[START OF SOURCE]

The Poles were exasperated beyond measure at the massacre of so many of their nobles and at the insult offered to Mariana, the tzarina. But Poland was at that time distracted by civil strife, and the king found it expedient to postpone the hour of vengeance. Zuski commenced his reign by adopting measures which gave him great popularity with the adjoining kingdoms, while they did not diminish the favorable regards of the people. But suddenly affairs assumed a new aspect, so strange that a writer of fiction would hardly have ventured to imagine it. An artful man, a schoolmaster in Poland, who could speak the Russian language, declared that he was Dmitri; that he had escaped from the massacre in his palace, and that it was another man, mistaken for him, whom the assassins had killed. Poland, inspired by revenge, eagerly embraced this man's cause. Mariana, who had been liberated from prison, was let into the secret, and willing to ascend again to the grandeur from which she had fallen, entered with cordial cooeperation into this new intrigue. The widowed tzarina and the Polish adventurer contrived their first meeting in the presence of a large concourse of nobles and citizens. They rushed together in a warm embrace, while tears of affected transport bedewed their cheeks. The farce was so admirably performed that many were deceived, and this new Dmitri and the tzarina occupied for several days the same tent in the Polish encampment, apparently as husband and wife.

[END OF SOURCE]
[START OF ENTRIES SHOWN]

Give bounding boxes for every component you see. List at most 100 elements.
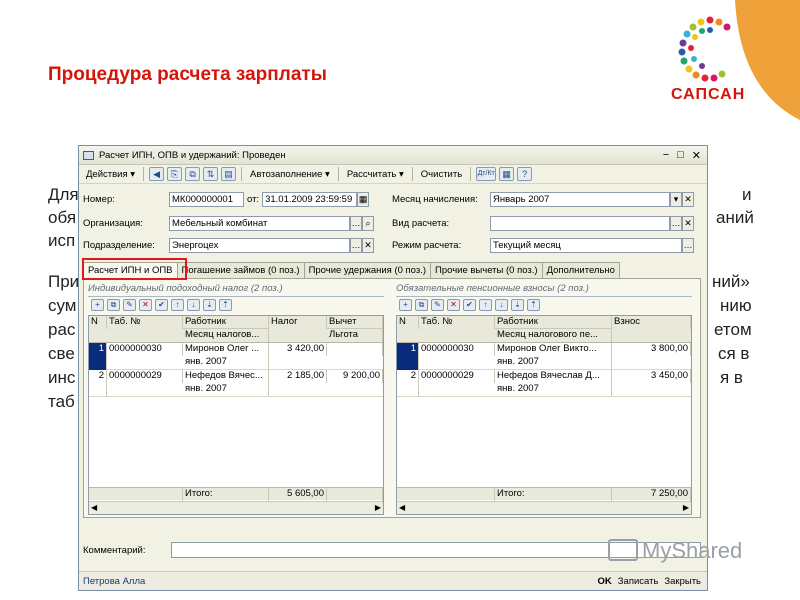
contribution-amount: 3 450,00 xyxy=(612,370,691,383)
bg-text-fragment: нию xyxy=(720,296,752,315)
debit-credit-icon[interactable]: Дт/Кт xyxy=(476,167,497,181)
list-icon[interactable]: ▤ xyxy=(221,167,237,181)
worker-name: Миронов Олег Викто... xyxy=(495,343,612,356)
calc-type-field[interactable] xyxy=(490,215,670,231)
calculate-menu[interactable]: Рассчитать ▾ xyxy=(344,168,407,181)
add-icon[interactable]: + xyxy=(399,299,412,311)
select-button[interactable]: … xyxy=(350,237,362,253)
column-header[interactable]: N xyxy=(89,316,107,329)
scroll-right-icon[interactable]: ▶ xyxy=(375,502,381,514)
window-titlebar[interactable]: Расчет ИПН, ОПВ и удержаний: Проведен − … xyxy=(79,146,707,165)
worker-name: Нефедов Вячеслав Д... xyxy=(495,370,612,383)
move-down-icon[interactable]: ↓ xyxy=(495,299,508,311)
delete-icon[interactable]: ✕ xyxy=(447,299,460,311)
column-header[interactable]: Взнос xyxy=(612,316,691,329)
pension-table[interactable]: N Таб. № Работник Месяц налогового пе...… xyxy=(396,315,692,515)
organization-field[interactable]: Мебельный комбинат xyxy=(169,215,350,231)
table-row[interactable]: 2 0000000029 Нефедов Вячес... янв. 2007 … xyxy=(89,370,383,397)
sort-asc-icon[interactable]: ⇣ xyxy=(511,299,524,311)
tab-loans[interactable]: Погашение займов (0 поз.) xyxy=(176,262,305,278)
search-icon[interactable]: ⌕ xyxy=(362,215,374,231)
edit-icon[interactable]: ✎ xyxy=(431,299,444,311)
dropdown-icon[interactable]: ▾ xyxy=(670,191,682,207)
bg-text-fragment: аний xyxy=(716,208,754,227)
scroll-left-icon[interactable]: ◀ xyxy=(399,502,405,514)
worker-name: Нефедов Вячес... xyxy=(183,370,269,383)
end-edit-icon[interactable]: ✔ xyxy=(463,299,476,311)
toolbar: Действия ▾ ◀ ⎘ ⧉ ⇅ ▤ Автозаполнение ▾ Ра… xyxy=(79,165,707,184)
date-field[interactable]: 31.01.2009 23:59:59 xyxy=(262,191,358,207)
sort-desc-icon[interactable]: ⇡ xyxy=(527,299,540,311)
number-field[interactable]: МК000000001 xyxy=(169,191,244,207)
select-button[interactable]: … xyxy=(670,215,682,231)
save-button[interactable]: Записать xyxy=(618,576,659,587)
help-icon[interactable]: ? xyxy=(517,167,533,181)
horizontal-scrollbar[interactable]: ◀ ▶ xyxy=(89,501,383,514)
column-header[interactable]: Месяц налогов... xyxy=(183,329,269,342)
copy-icon[interactable]: ⎘ xyxy=(167,167,183,181)
clear-icon[interactable]: ✕ xyxy=(682,191,694,207)
comment-label: Комментарий: xyxy=(83,544,146,556)
sort-asc-icon[interactable]: ⇣ xyxy=(203,299,216,311)
accrual-month-field[interactable]: Январь 2007 xyxy=(490,191,670,207)
tax-month: янв. 2007 xyxy=(495,383,612,396)
column-header[interactable]: Вычет xyxy=(327,316,383,329)
column-header[interactable]: Налог xyxy=(269,316,327,329)
copy-icon[interactable]: ⧉ xyxy=(415,299,428,311)
tab-panel: Индивидуальный подоходный налог (2 поз.)… xyxy=(83,278,701,518)
tab-additional[interactable]: Дополнительно xyxy=(541,262,620,278)
bg-text-fragment: сум xyxy=(48,296,77,315)
tab-other-deductions[interactable]: Прочие удержания (0 поз.) xyxy=(303,262,432,278)
scroll-right-icon[interactable]: ▶ xyxy=(683,502,689,514)
autofill-menu[interactable]: Автозаполнение ▾ xyxy=(247,168,333,181)
transfer-icon[interactable]: ⇅ xyxy=(203,167,219,181)
calc-mode-field[interactable]: Текущий месяц xyxy=(490,237,682,253)
select-button[interactable]: … xyxy=(682,237,694,253)
copy-icon[interactable]: ⧉ xyxy=(107,299,120,311)
column-header[interactable]: Льгота xyxy=(327,329,383,342)
table-row[interactable]: 1 0000000030 Миронов Олег Викто... янв. … xyxy=(397,343,691,370)
ok-button[interactable]: OK xyxy=(598,576,612,587)
select-button[interactable]: … xyxy=(350,215,362,231)
report-icon[interactable]: ▦ xyxy=(499,167,515,181)
column-header[interactable]: Работник xyxy=(183,316,269,329)
tab-other-withholdings[interactable]: Прочие вычеты (0 поз.) xyxy=(430,262,543,278)
clear-icon[interactable]: ✕ xyxy=(682,215,694,231)
clear-icon[interactable]: ✕ xyxy=(362,237,374,253)
calc-mode-label: Режим расчета: xyxy=(392,239,462,251)
tab-number: 0000000030 xyxy=(107,343,183,356)
sort-desc-icon[interactable]: ⇡ xyxy=(219,299,232,311)
horizontal-scrollbar[interactable]: ◀ ▶ xyxy=(397,501,691,514)
add-icon[interactable]: + xyxy=(91,299,104,311)
close-button[interactable]: ✕ xyxy=(692,149,701,162)
scroll-left-icon[interactable]: ◀ xyxy=(91,502,97,514)
edit-icon[interactable]: ✎ xyxy=(123,299,136,311)
clear-button[interactable]: Очистить xyxy=(418,168,465,181)
calendar-icon[interactable]: ▦ xyxy=(357,191,370,207)
organization-label: Организация: xyxy=(83,217,143,229)
responsible-user[interactable]: Петрова Алла xyxy=(83,576,145,587)
move-down-icon[interactable]: ↓ xyxy=(187,299,200,311)
column-header[interactable]: Работник xyxy=(495,316,612,329)
minimize-button[interactable]: − xyxy=(663,149,669,162)
department-field[interactable]: Энергоцех xyxy=(169,237,350,253)
table-row[interactable]: 2 0000000029 Нефедов Вячеслав Д... янв. … xyxy=(397,370,691,397)
bg-text-fragment: таб xyxy=(48,392,75,411)
close-button[interactable]: Закрыть xyxy=(664,576,701,587)
move-up-icon[interactable]: ↑ xyxy=(479,299,492,311)
actions-menu[interactable]: Действия ▾ xyxy=(83,168,138,181)
end-edit-icon[interactable]: ✔ xyxy=(155,299,168,311)
column-header[interactable]: Таб. № xyxy=(419,316,495,329)
back-icon[interactable]: ◀ xyxy=(149,167,165,181)
income-tax-table[interactable]: N Таб. № Работник Месяц налогов... Налог… xyxy=(88,315,384,515)
column-header[interactable]: Месяц налогового пе... xyxy=(495,329,612,342)
structure-icon[interactable]: ⧉ xyxy=(185,167,201,181)
bg-text-fragment: све xyxy=(48,344,75,363)
table-row[interactable]: 1 0000000030 Миронов Олег ... янв. 2007 … xyxy=(89,343,383,370)
delete-icon[interactable]: ✕ xyxy=(139,299,152,311)
column-header[interactable]: N xyxy=(397,316,419,329)
maximize-button[interactable]: □ xyxy=(677,149,684,162)
column-header[interactable]: Таб. № xyxy=(107,316,183,329)
income-tax-pane: Индивидуальный подоходный налог (2 поз.)… xyxy=(88,283,384,515)
move-up-icon[interactable]: ↑ xyxy=(171,299,184,311)
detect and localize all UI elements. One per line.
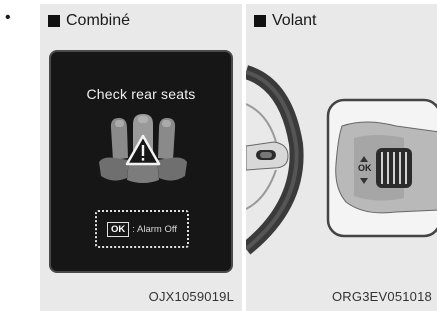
steering-header-label: Volant — [272, 12, 317, 29]
image-code-right: ORG3EV051018 — [332, 289, 432, 304]
cluster-header-label: Combiné — [66, 12, 131, 29]
ok-button-label: OK — [358, 163, 372, 173]
steering-header: Volant — [254, 12, 316, 30]
steering-wheel-illustration — [246, 65, 437, 255]
ok-alarm-off-hint: OK : Alarm Off — [95, 210, 189, 248]
screen-title: Check rear seats — [86, 86, 196, 102]
steering-wheel-panel: Volant OK ORG3EV051018 — [246, 4, 437, 311]
cluster-panel: Combiné Check rear seats OK : Alarm Off — [40, 4, 242, 311]
alarm-off-text: : Alarm Off — [132, 223, 177, 235]
square-bullet-icon — [254, 15, 266, 27]
cluster-header: Combiné — [48, 12, 130, 30]
ok-key-label: OK — [107, 221, 130, 237]
square-bullet-icon — [48, 15, 60, 27]
rear-seats-warning-icon — [99, 114, 187, 183]
image-code-left: OJX1059019L — [148, 289, 234, 304]
bullet-marker: • — [5, 9, 11, 26]
cluster-display: Check rear seats OK : Alarm Off — [49, 50, 233, 273]
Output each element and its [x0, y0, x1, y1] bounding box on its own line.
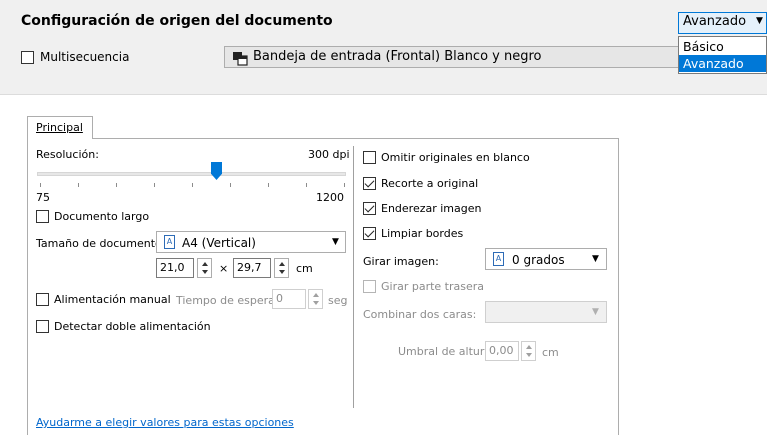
mode-dropdown-list: Básico Avanzado [678, 36, 767, 74]
timeout-input[interactable]: 0 [272, 289, 306, 309]
page-portrait-icon: A [493, 252, 504, 266]
deskew-label[interactable]: Enderezar imagen [381, 202, 482, 215]
height-threshold-label: Umbral de altura: [398, 345, 495, 358]
page-portrait-icon: A [164, 235, 175, 249]
rotate-back-checkbox[interactable] [363, 280, 376, 293]
manual-feed-checkbox[interactable] [36, 293, 49, 306]
timeout-unit: seg [328, 294, 348, 307]
rotate-value: 0 grados [512, 253, 565, 267]
section-title: Configuración de origen del documento [21, 13, 333, 29]
document-height-input[interactable]: 29,7 [233, 258, 271, 278]
rotate-back-label: Girar parte trasera [381, 280, 485, 293]
height-threshold-input[interactable]: 0,00 [485, 341, 519, 361]
merge-dropdown[interactable] [485, 301, 607, 323]
chevron-down-icon[interactable]: ▼ [592, 307, 599, 317]
document-width-spinner[interactable] [197, 258, 212, 278]
slider-tick [344, 183, 345, 187]
document-size-unit: cm [296, 262, 313, 275]
crop-label[interactable]: Recorte a original [381, 177, 478, 190]
skip-blank-checkbox[interactable] [363, 151, 376, 164]
column-divider [353, 146, 354, 408]
slider-tick [230, 183, 231, 187]
manual-feed-label[interactable]: Alimentación manual [54, 293, 171, 306]
chevron-down-icon[interactable]: ▼ [756, 16, 763, 26]
resolution-slider-track[interactable] [37, 172, 346, 176]
resolution-value: 300 dpi [308, 148, 350, 161]
document-size-label: Tamaño de documento: [36, 237, 166, 250]
tab-principal-label: Principal [36, 121, 83, 134]
deskew-checkbox[interactable] [363, 202, 376, 215]
resolution-label: Resolución: [36, 148, 99, 161]
timeout-spinner[interactable] [308, 289, 323, 309]
merge-label: Combinar dos caras: [363, 308, 477, 321]
document-height-spinner[interactable] [274, 258, 289, 278]
slider-tick [306, 183, 307, 187]
mode-option-basic[interactable]: Básico [679, 38, 766, 55]
slider-tick [192, 183, 193, 187]
skip-blank-label[interactable]: Omitir originales en blanco [381, 151, 530, 164]
height-threshold-unit: cm [542, 346, 559, 359]
long-document-label[interactable]: Documento largo [54, 210, 149, 223]
mode-dropdown-value: Avanzado [683, 14, 747, 29]
multisequence-label[interactable]: Multisecuencia [40, 50, 129, 64]
document-width-input[interactable]: 21,0 [156, 258, 194, 278]
resolution-max: 1200 [316, 191, 344, 204]
chevron-down-icon[interactable]: ▼ [592, 254, 599, 264]
slider-tick [40, 183, 41, 187]
resolution-min: 75 [36, 191, 50, 204]
crop-checkbox[interactable] [363, 177, 376, 190]
long-document-checkbox[interactable] [36, 210, 49, 223]
document-size-value: A4 (Vertical) [182, 236, 256, 250]
slider-tick [116, 183, 117, 187]
scanner-tray-icon [232, 50, 248, 69]
slider-tick [78, 183, 79, 187]
mode-option-advanced[interactable]: Avanzado [679, 55, 766, 72]
edge-clean-label[interactable]: Limpiar bordes [381, 227, 463, 240]
slider-tick [154, 183, 155, 187]
timeout-label: Tiempo de espera: [176, 294, 279, 307]
height-threshold-spinner[interactable] [521, 341, 536, 361]
rotate-label: Girar imagen: [363, 255, 439, 268]
edge-clean-checkbox[interactable] [363, 227, 376, 240]
double-feed-label[interactable]: Detectar doble alimentación [54, 320, 211, 333]
help-link[interactable]: Ayudarme a elegir valores para estas opc… [36, 416, 294, 429]
times-sign: × [219, 262, 229, 275]
double-feed-checkbox[interactable] [36, 320, 49, 333]
input-tray-label: Bandeja de entrada (Frontal) Blanco y ne… [253, 49, 542, 64]
slider-tick [268, 183, 269, 187]
multisequence-checkbox[interactable] [21, 51, 34, 64]
chevron-down-icon[interactable]: ▼ [332, 237, 339, 247]
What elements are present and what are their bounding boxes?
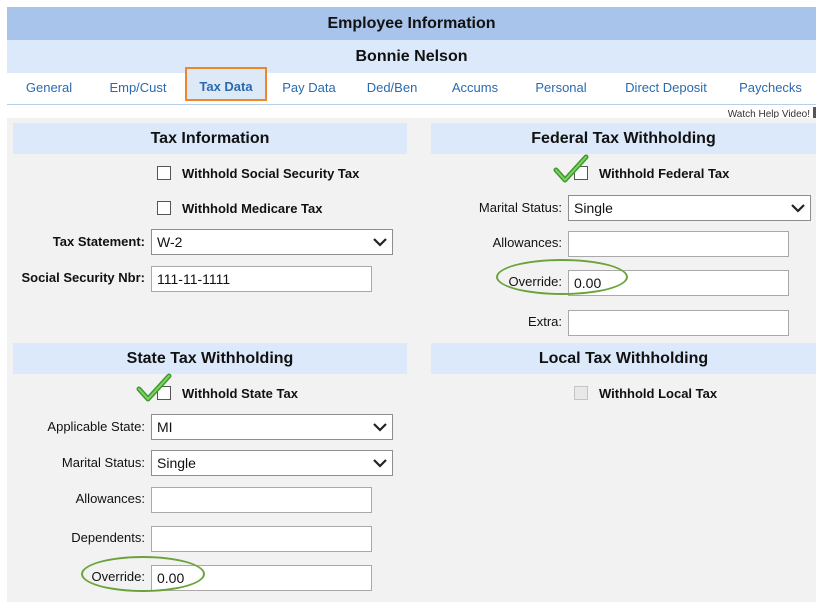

[END OF ENTRIES SHOWN]

* [YOUR INSTRUCTIONS]
In the passage about the Polish impostor, answer each question:
(a) What work did the man who claimed to be Dmitri do in Poland?
(b) Why did the Polish king put off taking vengeance?
(c) Where did the new Dmitri and the tzarina share a tent for several days?

* [ANSWER BELOW]
(a) He was a schoolmaster.
(b) Poland was distracted by civil strife at the time.
(c) In the Polish encampment.